Figure record extracts:
---+---

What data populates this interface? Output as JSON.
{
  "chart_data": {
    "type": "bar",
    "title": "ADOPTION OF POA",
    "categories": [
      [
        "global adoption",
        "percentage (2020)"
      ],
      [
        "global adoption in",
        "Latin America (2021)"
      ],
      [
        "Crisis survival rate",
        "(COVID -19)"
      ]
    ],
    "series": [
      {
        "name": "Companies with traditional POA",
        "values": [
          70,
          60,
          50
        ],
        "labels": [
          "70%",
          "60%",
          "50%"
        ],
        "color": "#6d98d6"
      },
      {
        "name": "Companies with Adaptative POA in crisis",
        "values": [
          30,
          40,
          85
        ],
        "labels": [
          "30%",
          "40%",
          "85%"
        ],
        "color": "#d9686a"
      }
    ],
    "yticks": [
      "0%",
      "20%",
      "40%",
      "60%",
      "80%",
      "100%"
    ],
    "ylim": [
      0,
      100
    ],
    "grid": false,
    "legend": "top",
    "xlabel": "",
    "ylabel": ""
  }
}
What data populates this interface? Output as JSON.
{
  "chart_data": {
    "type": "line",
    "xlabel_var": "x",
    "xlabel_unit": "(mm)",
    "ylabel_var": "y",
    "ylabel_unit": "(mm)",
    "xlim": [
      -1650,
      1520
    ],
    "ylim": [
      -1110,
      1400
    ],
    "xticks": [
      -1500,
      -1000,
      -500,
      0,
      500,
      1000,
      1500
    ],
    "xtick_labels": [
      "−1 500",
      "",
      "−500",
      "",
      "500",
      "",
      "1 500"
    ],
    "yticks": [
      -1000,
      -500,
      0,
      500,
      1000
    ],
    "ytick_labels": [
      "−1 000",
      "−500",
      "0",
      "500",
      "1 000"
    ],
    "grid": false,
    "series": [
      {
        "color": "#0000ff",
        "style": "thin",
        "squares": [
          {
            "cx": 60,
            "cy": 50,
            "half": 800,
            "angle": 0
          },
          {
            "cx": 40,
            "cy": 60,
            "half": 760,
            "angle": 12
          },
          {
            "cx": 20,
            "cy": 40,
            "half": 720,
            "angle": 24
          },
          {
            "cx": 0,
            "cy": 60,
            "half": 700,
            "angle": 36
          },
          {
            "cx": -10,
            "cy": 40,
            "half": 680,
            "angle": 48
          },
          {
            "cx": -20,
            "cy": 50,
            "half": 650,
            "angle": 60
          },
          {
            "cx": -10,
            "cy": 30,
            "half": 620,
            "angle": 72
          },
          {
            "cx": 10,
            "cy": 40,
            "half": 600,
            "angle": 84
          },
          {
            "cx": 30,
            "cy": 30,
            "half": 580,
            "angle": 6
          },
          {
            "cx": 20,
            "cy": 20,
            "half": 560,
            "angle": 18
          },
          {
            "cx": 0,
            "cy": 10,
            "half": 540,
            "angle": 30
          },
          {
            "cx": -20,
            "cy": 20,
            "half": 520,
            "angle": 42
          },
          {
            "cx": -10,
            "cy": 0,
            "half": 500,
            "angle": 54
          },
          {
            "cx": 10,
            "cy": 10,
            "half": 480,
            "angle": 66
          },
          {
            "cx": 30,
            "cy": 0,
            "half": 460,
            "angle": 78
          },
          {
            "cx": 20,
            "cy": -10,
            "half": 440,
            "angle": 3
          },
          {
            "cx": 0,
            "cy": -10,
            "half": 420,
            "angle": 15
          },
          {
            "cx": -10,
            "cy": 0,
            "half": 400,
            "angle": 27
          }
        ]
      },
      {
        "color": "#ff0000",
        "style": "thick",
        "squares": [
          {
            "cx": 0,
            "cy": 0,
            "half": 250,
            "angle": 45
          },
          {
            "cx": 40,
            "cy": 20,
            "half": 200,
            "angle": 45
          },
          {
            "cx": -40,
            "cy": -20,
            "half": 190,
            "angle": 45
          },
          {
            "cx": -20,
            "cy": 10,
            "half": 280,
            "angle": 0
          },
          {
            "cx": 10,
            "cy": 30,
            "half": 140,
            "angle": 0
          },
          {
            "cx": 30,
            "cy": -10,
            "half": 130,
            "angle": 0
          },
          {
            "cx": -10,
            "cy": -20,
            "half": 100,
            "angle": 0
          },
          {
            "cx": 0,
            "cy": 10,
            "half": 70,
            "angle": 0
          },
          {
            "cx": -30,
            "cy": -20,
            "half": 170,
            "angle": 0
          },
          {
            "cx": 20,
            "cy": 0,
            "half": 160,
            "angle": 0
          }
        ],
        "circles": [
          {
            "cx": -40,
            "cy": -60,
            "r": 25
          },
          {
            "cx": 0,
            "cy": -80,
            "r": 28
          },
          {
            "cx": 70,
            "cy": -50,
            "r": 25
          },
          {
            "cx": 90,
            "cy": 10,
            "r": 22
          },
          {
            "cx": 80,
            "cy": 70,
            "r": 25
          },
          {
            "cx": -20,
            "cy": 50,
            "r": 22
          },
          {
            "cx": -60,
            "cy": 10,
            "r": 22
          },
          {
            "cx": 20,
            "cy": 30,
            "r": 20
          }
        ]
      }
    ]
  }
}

---+---

## Request
Pick out the lines that include the word "with" and write them out.

## Result below
        "name": "Companies with traditional POA",
        "name": "Companies with Adaptative POA in crisis",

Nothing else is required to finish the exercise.